Task objective
Search the records for the word "annotations" and report each line that has it.

------------------------------

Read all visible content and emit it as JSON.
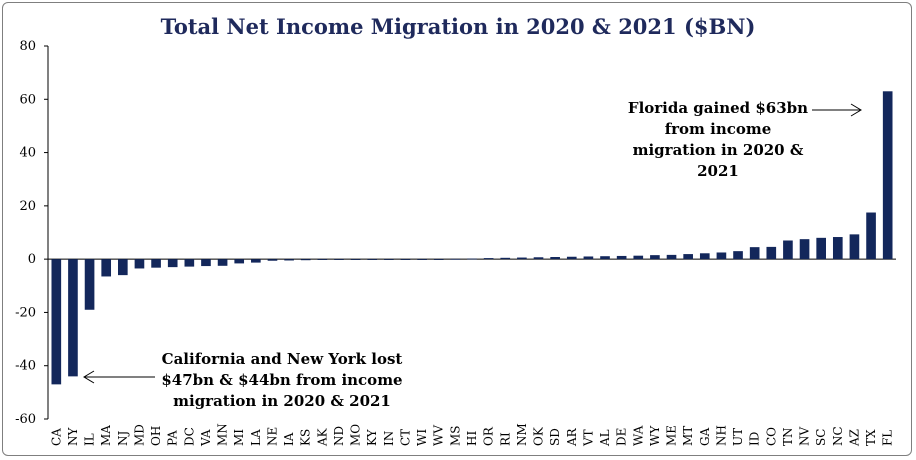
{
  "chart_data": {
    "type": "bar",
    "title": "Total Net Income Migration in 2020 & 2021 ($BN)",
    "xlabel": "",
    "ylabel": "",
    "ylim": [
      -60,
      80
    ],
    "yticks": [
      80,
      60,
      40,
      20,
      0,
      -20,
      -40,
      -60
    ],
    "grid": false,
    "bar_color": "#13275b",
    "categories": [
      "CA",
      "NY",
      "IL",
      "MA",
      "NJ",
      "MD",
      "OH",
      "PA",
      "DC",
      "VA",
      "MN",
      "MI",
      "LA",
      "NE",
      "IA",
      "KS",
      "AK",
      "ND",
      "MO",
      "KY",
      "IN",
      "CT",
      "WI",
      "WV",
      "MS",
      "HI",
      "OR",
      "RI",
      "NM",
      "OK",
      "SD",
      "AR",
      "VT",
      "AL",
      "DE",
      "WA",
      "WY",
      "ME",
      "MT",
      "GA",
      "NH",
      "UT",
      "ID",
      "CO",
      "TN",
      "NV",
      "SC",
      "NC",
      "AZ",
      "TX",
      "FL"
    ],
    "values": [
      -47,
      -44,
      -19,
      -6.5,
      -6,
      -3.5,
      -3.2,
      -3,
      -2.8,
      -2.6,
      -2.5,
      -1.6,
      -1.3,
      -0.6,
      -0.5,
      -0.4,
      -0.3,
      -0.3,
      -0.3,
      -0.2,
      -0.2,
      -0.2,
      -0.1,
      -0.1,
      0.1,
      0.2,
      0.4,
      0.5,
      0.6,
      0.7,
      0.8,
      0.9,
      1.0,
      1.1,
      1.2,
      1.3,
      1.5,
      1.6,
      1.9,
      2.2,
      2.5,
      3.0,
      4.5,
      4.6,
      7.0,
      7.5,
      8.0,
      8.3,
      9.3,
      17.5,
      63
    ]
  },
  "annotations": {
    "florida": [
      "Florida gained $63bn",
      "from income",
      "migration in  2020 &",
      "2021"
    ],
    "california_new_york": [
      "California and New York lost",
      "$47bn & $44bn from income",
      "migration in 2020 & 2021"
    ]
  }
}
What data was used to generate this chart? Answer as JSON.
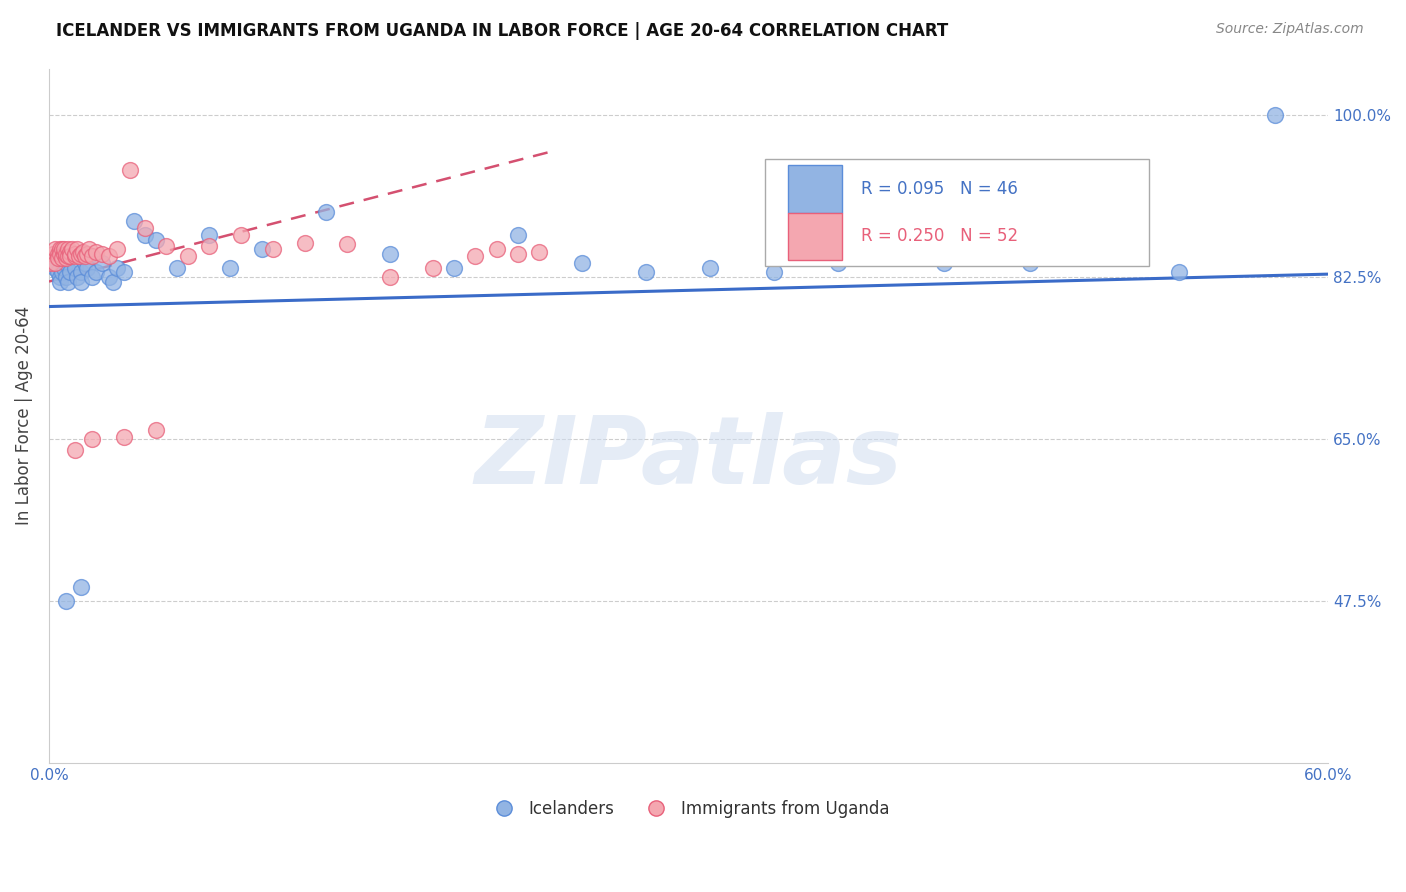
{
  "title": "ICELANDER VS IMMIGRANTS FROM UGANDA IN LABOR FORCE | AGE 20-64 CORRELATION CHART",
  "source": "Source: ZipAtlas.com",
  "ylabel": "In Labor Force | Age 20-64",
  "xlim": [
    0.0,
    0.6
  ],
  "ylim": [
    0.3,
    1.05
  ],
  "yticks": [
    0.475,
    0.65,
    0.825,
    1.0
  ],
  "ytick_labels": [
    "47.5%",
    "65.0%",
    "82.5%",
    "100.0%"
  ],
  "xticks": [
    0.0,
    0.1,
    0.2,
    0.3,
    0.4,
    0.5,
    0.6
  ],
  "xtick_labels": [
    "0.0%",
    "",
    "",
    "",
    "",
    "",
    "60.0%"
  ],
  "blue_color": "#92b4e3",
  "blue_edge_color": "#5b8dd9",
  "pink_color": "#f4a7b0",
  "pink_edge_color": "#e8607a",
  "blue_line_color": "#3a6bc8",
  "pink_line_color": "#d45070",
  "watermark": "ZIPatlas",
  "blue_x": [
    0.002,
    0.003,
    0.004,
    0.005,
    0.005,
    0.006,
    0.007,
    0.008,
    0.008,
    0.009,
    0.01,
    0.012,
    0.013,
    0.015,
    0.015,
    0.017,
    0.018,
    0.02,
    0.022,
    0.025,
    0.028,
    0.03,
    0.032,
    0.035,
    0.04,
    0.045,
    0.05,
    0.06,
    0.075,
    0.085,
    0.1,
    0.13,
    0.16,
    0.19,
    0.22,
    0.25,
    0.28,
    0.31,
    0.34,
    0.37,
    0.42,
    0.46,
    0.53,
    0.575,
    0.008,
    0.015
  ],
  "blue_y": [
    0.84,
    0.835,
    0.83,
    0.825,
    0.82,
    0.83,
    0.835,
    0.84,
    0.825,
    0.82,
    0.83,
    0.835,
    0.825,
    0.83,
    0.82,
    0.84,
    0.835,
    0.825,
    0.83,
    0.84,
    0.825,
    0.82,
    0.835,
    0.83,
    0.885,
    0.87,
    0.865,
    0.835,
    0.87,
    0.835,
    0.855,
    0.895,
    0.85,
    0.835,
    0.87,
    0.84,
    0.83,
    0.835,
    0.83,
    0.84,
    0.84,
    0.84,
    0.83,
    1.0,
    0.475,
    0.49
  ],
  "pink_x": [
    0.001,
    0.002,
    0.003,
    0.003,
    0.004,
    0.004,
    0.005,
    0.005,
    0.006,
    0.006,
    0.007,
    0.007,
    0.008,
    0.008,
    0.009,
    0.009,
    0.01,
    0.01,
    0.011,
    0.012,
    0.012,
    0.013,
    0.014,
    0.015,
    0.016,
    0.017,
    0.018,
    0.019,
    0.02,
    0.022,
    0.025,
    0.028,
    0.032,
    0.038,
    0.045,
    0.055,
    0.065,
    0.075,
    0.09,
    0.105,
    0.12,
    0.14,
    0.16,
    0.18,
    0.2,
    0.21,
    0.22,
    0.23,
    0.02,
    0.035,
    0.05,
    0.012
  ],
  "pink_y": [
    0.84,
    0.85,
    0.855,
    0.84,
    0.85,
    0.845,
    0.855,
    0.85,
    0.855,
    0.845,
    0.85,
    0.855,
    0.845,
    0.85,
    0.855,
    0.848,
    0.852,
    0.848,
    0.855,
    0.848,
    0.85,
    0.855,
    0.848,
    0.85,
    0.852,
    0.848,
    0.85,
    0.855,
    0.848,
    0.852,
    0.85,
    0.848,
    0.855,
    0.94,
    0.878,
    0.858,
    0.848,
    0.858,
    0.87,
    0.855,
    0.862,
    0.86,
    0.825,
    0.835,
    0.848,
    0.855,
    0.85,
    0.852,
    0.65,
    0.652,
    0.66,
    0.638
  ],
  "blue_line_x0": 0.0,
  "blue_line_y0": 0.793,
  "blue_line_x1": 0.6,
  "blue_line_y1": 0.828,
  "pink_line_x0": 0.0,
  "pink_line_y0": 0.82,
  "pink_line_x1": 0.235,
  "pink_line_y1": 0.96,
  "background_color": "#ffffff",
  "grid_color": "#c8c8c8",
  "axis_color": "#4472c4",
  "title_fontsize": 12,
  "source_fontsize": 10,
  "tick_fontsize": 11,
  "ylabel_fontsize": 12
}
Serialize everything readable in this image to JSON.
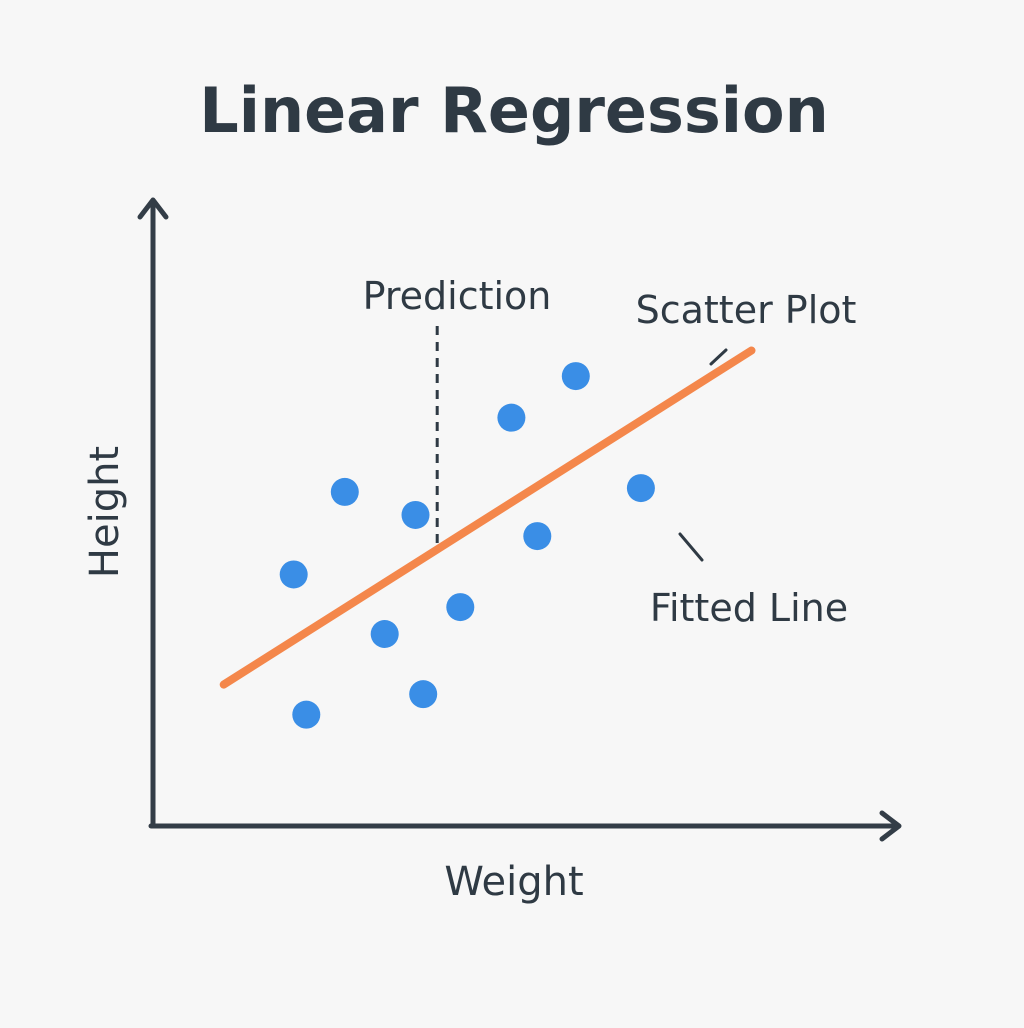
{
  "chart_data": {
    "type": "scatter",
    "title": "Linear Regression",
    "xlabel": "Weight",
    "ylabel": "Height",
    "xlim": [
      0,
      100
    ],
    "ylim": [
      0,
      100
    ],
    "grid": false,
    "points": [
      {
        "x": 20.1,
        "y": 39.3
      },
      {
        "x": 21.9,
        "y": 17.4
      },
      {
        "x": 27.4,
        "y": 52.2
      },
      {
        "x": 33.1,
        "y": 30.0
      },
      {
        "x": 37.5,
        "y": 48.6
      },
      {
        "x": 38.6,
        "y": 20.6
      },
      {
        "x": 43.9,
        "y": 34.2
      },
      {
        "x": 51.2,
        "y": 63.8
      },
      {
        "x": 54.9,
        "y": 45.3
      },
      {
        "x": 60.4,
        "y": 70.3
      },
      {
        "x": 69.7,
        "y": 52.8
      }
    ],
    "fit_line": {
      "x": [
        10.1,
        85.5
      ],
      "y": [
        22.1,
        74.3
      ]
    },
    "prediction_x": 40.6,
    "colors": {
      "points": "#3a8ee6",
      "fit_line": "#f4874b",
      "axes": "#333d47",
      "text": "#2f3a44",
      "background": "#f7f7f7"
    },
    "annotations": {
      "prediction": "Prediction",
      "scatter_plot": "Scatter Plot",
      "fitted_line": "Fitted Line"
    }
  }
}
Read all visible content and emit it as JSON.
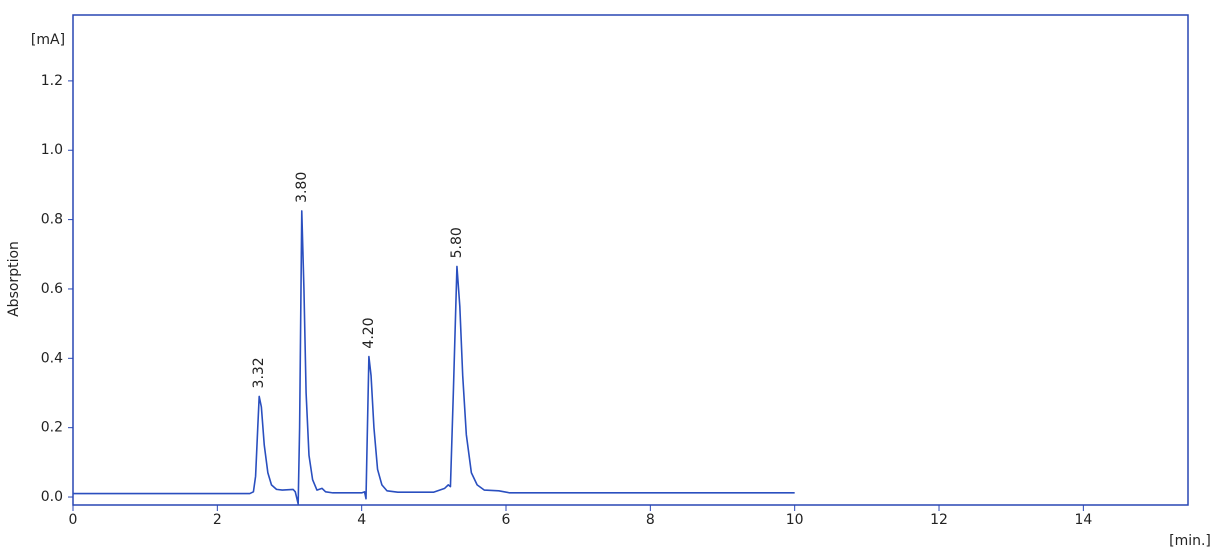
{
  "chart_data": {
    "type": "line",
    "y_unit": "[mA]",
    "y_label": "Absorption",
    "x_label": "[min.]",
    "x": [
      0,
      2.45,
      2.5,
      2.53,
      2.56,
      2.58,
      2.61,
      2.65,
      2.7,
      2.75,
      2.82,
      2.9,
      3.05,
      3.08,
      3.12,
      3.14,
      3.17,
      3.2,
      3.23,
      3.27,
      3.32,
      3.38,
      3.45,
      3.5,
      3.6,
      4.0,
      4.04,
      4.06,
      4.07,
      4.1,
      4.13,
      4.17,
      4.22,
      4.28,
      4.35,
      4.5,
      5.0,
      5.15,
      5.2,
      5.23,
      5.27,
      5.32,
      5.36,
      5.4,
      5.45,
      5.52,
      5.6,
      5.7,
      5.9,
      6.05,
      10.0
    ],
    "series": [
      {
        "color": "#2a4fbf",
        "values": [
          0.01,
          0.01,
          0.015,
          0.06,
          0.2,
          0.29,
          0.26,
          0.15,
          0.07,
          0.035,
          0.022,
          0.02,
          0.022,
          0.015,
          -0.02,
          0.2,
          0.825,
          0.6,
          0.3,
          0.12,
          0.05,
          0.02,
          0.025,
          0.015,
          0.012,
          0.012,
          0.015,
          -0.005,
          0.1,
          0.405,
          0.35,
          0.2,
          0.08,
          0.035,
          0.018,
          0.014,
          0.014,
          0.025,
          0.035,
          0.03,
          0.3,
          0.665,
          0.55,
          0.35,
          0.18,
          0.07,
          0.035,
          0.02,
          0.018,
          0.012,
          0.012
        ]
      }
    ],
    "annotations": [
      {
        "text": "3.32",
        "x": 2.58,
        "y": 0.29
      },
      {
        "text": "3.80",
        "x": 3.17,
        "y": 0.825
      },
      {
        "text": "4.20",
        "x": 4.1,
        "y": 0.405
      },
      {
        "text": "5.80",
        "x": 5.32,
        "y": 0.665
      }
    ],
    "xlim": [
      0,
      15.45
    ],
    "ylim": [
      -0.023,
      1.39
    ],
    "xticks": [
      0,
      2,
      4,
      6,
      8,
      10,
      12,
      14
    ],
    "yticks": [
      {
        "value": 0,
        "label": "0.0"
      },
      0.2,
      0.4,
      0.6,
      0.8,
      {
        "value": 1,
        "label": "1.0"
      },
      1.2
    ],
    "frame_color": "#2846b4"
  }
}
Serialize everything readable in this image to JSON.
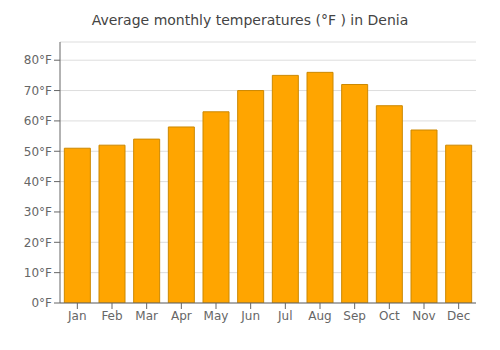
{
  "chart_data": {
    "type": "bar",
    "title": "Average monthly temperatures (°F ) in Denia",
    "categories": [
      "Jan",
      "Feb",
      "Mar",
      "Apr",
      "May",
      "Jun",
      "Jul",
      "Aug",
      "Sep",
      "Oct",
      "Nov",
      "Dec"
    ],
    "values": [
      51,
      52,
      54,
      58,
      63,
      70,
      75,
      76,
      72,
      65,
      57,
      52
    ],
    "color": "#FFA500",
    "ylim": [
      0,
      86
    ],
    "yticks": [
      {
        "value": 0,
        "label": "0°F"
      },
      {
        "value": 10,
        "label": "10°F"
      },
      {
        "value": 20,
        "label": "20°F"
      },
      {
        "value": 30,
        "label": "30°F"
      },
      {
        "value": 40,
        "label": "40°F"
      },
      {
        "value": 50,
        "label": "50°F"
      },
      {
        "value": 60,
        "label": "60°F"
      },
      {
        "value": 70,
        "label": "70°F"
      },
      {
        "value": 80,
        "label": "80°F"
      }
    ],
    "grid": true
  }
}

------------------------------

Finished exercise
  "annotations": {
    "annotations": {
    "annotations": [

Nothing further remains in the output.